# Given task
Each entry below should be written out exactly as it is, with no pictures.

--- START ---

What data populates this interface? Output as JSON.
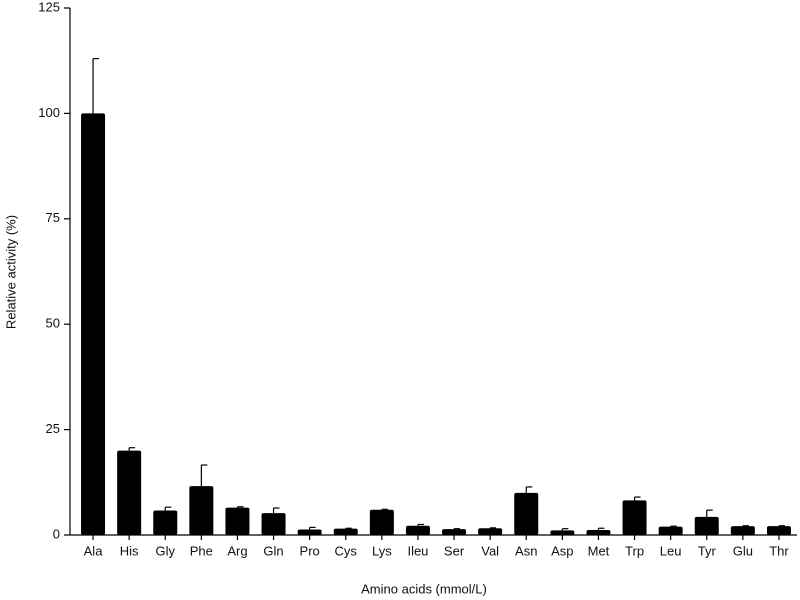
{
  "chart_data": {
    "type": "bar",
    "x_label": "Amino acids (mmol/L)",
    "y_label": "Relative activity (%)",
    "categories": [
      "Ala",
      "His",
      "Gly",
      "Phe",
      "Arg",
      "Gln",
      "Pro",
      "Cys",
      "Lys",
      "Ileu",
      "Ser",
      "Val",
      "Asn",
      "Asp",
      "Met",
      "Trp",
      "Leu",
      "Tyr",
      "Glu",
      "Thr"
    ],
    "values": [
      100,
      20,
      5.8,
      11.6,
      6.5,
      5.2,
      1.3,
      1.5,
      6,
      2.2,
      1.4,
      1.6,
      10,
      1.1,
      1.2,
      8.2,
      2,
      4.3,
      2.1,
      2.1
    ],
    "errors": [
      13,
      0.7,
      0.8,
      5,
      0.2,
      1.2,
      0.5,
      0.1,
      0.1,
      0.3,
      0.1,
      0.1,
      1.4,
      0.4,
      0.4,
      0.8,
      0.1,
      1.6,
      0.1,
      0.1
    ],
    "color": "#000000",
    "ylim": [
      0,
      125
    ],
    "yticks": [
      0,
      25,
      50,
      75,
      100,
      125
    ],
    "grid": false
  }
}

--- END ---

# In response
What data populates this interface? Output as JSON.
{
  "chart_data": {
    "type": "bar",
    "x_label": "Amino acids (mmol/L)",
    "y_label": "Relative activity (%)",
    "categories": [
      "Ala",
      "His",
      "Gly",
      "Phe",
      "Arg",
      "Gln",
      "Pro",
      "Cys",
      "Lys",
      "Ileu",
      "Ser",
      "Val",
      "Asn",
      "Asp",
      "Met",
      "Trp",
      "Leu",
      "Tyr",
      "Glu",
      "Thr"
    ],
    "values": [
      100,
      20,
      5.8,
      11.6,
      6.5,
      5.2,
      1.3,
      1.5,
      6,
      2.2,
      1.4,
      1.6,
      10,
      1.1,
      1.2,
      8.2,
      2,
      4.3,
      2.1,
      2.1
    ],
    "errors": [
      13,
      0.7,
      0.8,
      5,
      0.2,
      1.2,
      0.5,
      0.1,
      0.1,
      0.3,
      0.1,
      0.1,
      1.4,
      0.4,
      0.4,
      0.8,
      0.1,
      1.6,
      0.1,
      0.1
    ],
    "color": "#000000",
    "ylim": [
      0,
      125
    ],
    "yticks": [
      0,
      25,
      50,
      75,
      100,
      125
    ],
    "grid": false
  }
}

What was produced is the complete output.